╭─ Data records

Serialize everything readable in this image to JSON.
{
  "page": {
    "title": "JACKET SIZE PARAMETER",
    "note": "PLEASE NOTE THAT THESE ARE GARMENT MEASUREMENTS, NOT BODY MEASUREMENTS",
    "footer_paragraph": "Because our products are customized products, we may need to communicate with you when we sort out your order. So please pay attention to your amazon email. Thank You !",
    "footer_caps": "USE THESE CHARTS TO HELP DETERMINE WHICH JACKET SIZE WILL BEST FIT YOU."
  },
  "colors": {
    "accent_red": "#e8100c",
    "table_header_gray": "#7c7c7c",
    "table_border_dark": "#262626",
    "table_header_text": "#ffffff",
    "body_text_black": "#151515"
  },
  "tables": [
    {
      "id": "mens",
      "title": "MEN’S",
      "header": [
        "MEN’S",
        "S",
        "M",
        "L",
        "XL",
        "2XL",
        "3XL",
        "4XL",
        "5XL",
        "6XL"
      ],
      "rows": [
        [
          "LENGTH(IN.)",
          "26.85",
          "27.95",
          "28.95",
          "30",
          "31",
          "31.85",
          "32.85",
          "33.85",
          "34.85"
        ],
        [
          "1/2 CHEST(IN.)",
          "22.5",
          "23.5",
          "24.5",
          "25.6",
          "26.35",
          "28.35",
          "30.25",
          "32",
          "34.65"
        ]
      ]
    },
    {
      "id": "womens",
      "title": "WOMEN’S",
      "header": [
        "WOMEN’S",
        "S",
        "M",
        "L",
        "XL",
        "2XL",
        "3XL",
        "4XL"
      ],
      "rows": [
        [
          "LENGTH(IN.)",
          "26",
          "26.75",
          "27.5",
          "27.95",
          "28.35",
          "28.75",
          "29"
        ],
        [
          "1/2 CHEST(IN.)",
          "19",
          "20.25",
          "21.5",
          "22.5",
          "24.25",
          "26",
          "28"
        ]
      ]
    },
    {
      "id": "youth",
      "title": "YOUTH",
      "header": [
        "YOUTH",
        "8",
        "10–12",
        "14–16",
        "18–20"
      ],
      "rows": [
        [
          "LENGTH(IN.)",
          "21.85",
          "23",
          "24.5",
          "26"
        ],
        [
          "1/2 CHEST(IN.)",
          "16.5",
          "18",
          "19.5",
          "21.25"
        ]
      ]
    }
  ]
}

╰─
╭─ Data records

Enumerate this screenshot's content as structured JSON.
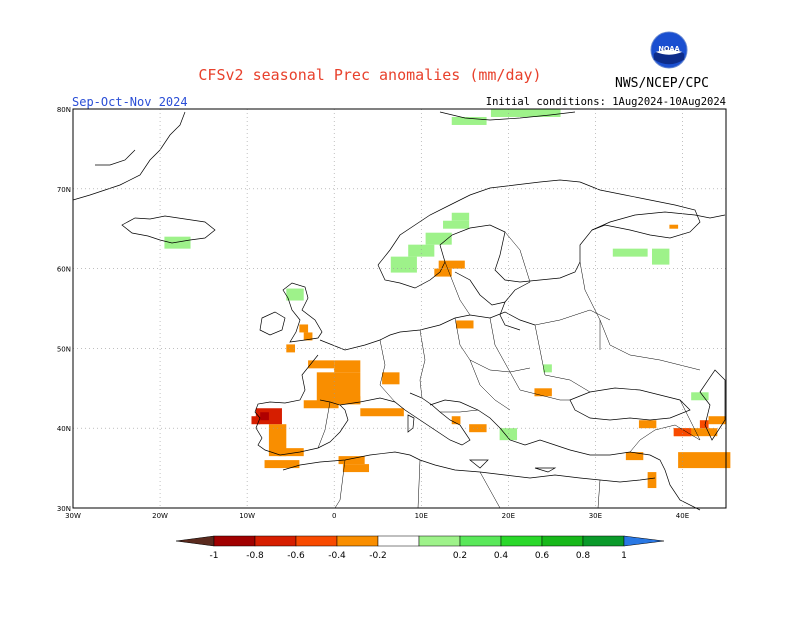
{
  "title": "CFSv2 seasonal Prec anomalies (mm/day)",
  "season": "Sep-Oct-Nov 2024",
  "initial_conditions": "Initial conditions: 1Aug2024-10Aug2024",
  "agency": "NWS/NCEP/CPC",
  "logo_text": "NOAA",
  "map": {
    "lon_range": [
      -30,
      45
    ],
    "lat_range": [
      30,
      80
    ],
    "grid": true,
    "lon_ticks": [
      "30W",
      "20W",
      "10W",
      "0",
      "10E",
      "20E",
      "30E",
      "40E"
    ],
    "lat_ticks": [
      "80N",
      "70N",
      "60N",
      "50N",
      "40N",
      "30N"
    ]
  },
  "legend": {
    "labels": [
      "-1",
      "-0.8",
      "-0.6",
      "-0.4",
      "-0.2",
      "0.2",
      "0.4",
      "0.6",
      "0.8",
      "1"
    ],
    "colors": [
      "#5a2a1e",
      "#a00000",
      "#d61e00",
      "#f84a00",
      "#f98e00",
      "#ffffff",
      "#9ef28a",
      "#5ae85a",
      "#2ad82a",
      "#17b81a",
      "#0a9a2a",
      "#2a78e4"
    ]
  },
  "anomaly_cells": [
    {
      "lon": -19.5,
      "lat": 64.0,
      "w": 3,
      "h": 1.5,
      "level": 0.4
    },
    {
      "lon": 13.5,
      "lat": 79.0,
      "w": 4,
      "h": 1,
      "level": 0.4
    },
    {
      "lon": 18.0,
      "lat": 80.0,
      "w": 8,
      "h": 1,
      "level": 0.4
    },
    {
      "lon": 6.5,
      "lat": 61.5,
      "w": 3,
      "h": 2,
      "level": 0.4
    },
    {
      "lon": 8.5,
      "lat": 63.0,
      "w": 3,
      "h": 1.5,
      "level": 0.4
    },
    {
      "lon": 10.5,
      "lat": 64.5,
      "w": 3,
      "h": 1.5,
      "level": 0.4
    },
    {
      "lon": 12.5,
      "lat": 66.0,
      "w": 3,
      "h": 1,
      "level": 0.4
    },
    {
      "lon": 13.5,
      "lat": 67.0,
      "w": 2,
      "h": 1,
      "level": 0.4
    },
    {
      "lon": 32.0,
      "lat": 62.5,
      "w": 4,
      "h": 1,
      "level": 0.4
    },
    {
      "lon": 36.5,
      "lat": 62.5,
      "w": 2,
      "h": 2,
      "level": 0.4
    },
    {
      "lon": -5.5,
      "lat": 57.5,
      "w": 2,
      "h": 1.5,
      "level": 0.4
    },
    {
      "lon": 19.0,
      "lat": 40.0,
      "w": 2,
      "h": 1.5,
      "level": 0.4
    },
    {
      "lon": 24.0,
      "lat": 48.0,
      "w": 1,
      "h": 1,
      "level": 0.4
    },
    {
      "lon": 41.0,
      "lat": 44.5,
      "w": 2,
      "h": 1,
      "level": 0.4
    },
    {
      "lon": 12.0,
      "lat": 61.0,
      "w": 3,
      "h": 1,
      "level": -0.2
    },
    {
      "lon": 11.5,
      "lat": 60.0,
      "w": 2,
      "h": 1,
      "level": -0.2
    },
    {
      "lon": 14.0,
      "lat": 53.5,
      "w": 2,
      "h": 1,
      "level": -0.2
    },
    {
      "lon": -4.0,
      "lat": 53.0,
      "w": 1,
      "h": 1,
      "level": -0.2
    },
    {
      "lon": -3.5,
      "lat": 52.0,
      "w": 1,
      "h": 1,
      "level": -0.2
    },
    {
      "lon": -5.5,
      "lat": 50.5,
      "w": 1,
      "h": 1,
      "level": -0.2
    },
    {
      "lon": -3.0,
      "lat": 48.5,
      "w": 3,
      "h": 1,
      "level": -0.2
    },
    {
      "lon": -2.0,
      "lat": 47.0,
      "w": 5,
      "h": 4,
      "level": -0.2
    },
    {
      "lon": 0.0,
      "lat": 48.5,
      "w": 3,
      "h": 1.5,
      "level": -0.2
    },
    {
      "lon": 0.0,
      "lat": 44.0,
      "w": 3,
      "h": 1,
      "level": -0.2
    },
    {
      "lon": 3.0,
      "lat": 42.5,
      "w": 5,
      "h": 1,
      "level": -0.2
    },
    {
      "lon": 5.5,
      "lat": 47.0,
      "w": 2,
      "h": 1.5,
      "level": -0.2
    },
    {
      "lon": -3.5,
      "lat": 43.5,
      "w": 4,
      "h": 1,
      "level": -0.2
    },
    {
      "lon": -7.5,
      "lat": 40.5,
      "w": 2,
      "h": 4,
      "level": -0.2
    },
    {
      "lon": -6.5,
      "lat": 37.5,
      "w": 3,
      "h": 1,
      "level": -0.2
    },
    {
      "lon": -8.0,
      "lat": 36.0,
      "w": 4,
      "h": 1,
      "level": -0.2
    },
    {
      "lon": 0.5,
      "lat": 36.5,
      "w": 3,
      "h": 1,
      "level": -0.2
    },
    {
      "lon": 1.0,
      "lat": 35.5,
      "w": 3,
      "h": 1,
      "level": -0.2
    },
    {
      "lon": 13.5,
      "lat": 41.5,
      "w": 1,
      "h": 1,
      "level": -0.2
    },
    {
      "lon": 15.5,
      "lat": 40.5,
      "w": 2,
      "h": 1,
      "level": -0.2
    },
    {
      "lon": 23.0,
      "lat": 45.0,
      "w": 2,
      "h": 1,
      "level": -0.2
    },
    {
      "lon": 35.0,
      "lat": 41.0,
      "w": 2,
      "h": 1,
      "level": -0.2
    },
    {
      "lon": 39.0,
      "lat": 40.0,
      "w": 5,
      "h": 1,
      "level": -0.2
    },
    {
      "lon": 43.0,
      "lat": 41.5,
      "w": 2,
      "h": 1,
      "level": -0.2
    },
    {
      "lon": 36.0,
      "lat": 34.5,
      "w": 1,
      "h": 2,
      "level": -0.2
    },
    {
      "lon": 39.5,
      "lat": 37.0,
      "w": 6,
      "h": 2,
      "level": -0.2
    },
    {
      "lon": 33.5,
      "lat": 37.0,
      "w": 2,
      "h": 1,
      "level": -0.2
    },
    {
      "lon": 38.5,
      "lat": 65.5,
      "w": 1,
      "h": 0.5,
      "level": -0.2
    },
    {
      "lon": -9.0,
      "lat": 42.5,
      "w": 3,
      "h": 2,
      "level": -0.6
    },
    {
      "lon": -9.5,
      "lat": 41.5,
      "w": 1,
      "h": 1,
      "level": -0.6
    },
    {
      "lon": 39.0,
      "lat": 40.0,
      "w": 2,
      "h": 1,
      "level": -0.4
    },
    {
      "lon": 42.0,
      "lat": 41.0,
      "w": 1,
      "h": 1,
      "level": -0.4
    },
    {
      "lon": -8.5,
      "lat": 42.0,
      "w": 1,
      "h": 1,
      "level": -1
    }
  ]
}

╰─
╭─ Data records

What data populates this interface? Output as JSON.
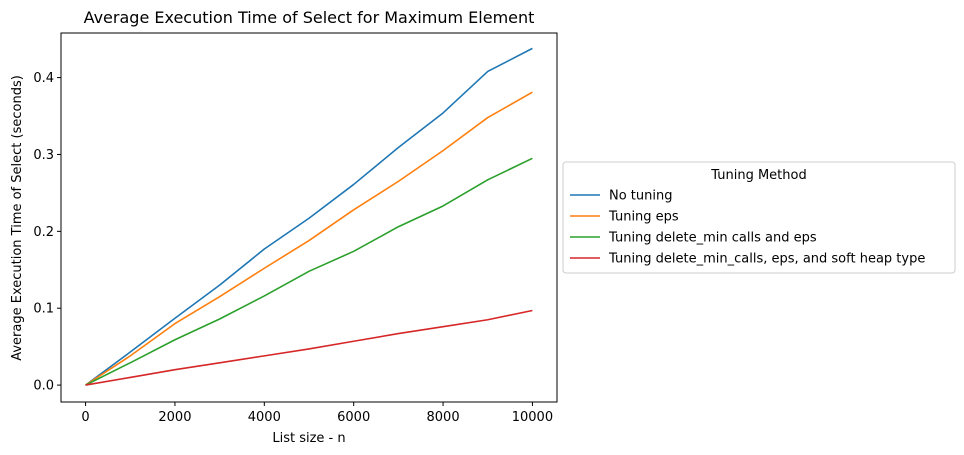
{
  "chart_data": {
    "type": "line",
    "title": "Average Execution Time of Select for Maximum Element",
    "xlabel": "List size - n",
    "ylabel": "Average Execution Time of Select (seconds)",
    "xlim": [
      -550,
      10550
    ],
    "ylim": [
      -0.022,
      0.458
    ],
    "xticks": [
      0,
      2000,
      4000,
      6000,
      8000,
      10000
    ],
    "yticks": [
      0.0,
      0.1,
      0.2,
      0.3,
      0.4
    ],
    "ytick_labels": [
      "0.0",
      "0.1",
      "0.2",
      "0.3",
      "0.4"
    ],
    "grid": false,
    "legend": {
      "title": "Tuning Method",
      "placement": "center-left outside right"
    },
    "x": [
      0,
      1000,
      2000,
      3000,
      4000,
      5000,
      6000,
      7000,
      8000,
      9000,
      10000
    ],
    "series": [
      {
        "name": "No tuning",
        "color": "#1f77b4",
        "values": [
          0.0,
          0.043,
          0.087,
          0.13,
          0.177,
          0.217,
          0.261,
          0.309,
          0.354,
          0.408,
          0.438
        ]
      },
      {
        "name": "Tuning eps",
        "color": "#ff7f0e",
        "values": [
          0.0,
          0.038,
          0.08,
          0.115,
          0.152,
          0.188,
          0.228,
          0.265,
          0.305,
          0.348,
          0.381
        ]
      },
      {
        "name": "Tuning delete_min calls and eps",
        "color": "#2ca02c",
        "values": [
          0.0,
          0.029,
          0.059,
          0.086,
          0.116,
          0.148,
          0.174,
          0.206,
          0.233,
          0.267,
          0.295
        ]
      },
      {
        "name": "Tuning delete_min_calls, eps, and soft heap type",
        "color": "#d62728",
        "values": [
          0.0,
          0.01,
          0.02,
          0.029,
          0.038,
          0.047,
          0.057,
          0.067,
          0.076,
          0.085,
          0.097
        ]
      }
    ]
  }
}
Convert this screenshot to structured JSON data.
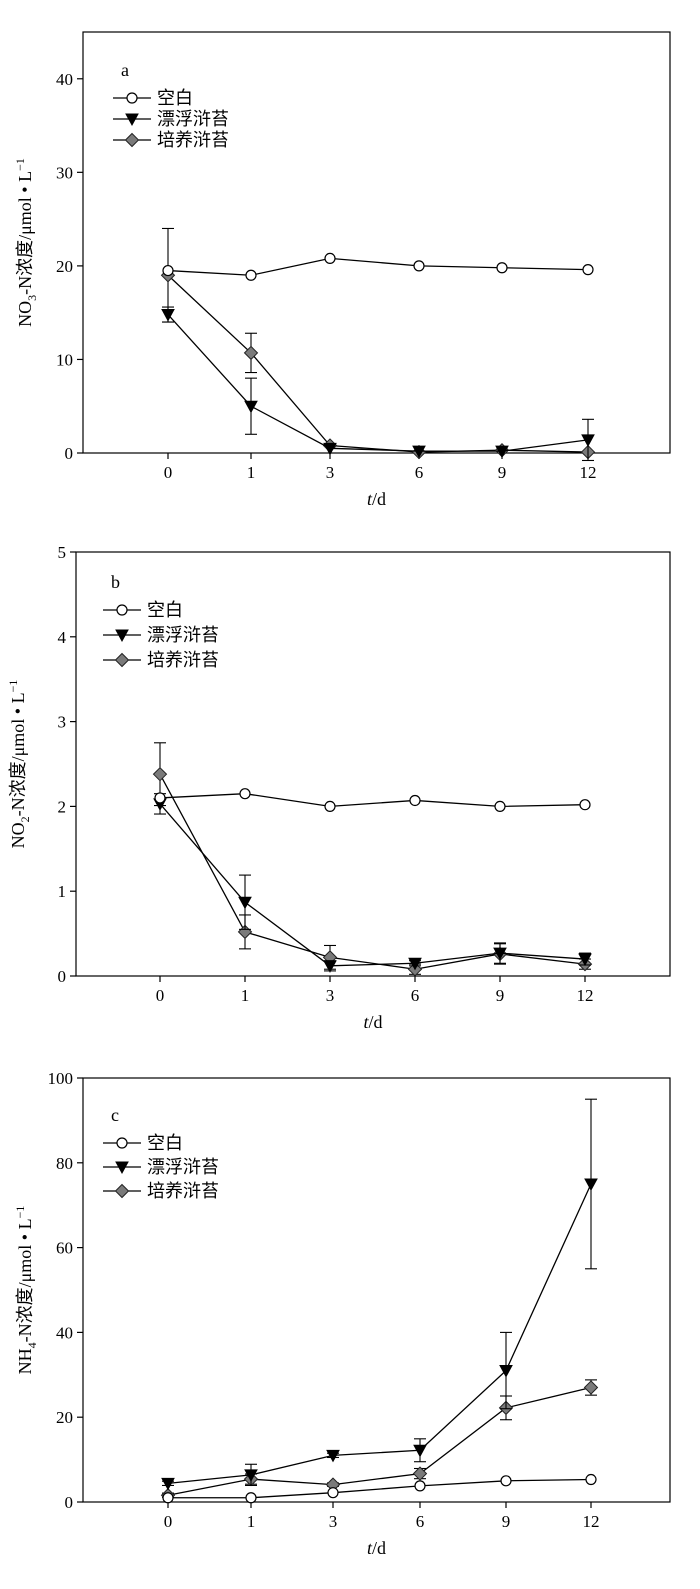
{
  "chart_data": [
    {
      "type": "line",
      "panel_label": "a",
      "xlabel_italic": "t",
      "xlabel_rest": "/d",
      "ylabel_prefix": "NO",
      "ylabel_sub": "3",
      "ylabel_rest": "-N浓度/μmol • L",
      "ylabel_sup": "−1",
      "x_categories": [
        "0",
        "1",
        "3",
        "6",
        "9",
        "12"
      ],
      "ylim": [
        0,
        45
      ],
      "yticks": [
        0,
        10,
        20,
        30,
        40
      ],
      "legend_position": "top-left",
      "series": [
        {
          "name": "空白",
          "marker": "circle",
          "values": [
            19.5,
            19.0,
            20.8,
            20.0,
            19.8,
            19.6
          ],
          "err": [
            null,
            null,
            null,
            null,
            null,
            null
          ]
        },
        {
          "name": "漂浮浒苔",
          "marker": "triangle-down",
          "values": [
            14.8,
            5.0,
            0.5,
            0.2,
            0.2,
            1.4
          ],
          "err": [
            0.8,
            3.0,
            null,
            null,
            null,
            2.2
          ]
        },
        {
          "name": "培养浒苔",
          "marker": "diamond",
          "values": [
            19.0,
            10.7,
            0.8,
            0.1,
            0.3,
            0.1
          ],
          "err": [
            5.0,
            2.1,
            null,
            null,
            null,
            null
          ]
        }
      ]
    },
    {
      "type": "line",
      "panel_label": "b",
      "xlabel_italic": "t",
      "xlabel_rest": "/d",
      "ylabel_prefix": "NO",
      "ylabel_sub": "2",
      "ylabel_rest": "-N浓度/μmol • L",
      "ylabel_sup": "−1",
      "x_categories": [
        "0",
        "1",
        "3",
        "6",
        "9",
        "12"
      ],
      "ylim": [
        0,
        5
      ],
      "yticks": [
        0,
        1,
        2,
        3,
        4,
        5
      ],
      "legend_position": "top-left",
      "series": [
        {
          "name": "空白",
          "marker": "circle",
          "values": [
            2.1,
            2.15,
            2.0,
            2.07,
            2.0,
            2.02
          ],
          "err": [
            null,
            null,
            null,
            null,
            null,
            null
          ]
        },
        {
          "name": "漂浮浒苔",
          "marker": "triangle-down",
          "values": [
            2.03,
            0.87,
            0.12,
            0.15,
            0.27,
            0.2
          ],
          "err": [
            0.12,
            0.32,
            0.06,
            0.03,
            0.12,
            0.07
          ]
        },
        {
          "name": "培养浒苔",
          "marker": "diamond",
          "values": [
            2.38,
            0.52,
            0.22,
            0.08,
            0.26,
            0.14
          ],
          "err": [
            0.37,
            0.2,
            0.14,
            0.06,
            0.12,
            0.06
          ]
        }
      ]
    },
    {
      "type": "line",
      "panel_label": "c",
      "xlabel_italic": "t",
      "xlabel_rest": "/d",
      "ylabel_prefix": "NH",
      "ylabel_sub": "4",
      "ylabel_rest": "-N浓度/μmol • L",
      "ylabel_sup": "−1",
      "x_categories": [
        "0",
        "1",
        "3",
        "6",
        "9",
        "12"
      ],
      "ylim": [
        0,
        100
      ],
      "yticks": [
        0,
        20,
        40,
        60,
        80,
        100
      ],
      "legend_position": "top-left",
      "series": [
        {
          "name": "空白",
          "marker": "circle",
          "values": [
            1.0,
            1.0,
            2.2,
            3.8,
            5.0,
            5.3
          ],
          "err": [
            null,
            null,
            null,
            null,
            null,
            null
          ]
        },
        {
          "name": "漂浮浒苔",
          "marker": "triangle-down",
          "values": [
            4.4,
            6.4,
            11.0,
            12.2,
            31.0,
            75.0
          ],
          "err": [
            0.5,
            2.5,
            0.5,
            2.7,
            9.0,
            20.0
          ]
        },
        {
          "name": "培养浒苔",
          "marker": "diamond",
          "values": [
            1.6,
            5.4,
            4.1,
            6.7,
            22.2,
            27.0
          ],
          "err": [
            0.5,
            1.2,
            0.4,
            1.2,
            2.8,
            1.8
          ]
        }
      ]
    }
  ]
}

╰─

**What needs to be done:**
Search the listing for the word "JSON" and return each line that holds it.

**Finished task:**
Serialize everything readable in this image to JSON.
Enumerate this screenshot's content as structured JSON.
What data populates this interface? Output as JSON.
Convert this screenshot to structured JSON data.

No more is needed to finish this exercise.